In the material below, identify each line bearing the word "subtitle". Reproduce those lines.

--- start DATA LISTING ---

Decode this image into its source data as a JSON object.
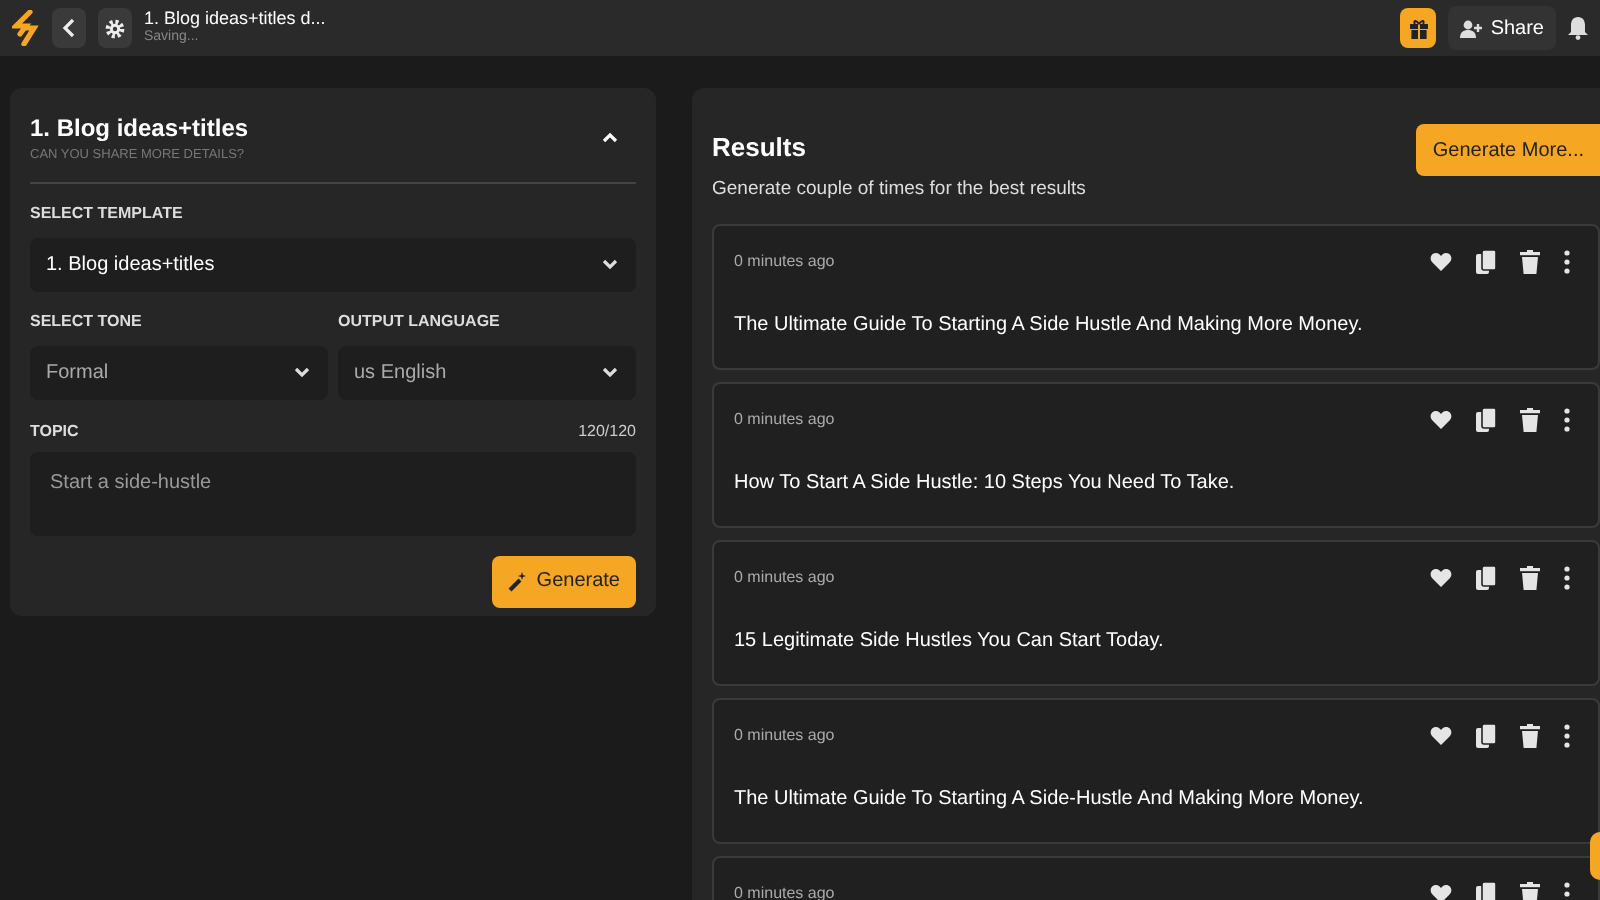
{
  "topbar": {
    "title": "1. Blog ideas+titles d...",
    "status": "Saving...",
    "share": "Share"
  },
  "form": {
    "title": "1. Blog ideas+titles",
    "subtitle": "CAN YOU SHARE MORE DETAILS?",
    "expanded": true,
    "template": {
      "label": "SELECT TEMPLATE",
      "value": "1. Blog ideas+titles"
    },
    "tone": {
      "label": "SELECT TONE",
      "value": "Formal"
    },
    "language": {
      "label": "OUTPUT LANGUAGE",
      "value": "us English"
    },
    "topic": {
      "label": "TOPIC",
      "count": "120/120",
      "placeholder": "Start a side-hustle"
    },
    "button": "Generate"
  },
  "results": {
    "title": "Results",
    "subtitle": "Generate couple of times for the best results",
    "button": "Generate More...",
    "items": [
      {
        "time": "0 minutes ago",
        "text": "The Ultimate Guide To Starting A Side Hustle And Making More Money."
      },
      {
        "time": "0 minutes ago",
        "text": "How To Start A Side Hustle: 10 Steps You Need To Take."
      },
      {
        "time": "0 minutes ago",
        "text": "15 Legitimate Side Hustles You Can Start Today."
      },
      {
        "time": "0 minutes ago",
        "text": "The Ultimate Guide To Starting A Side-Hustle And Making More Money."
      },
      {
        "time": "0 minutes ago"
      }
    ]
  }
}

--- end DATA LISTING ---

▶ [EXERCISE RESULT]
    "subtitle": "CAN YOU SHARE MORE DETAILS?",
    "subtitle": "Generate couple of times for the best results",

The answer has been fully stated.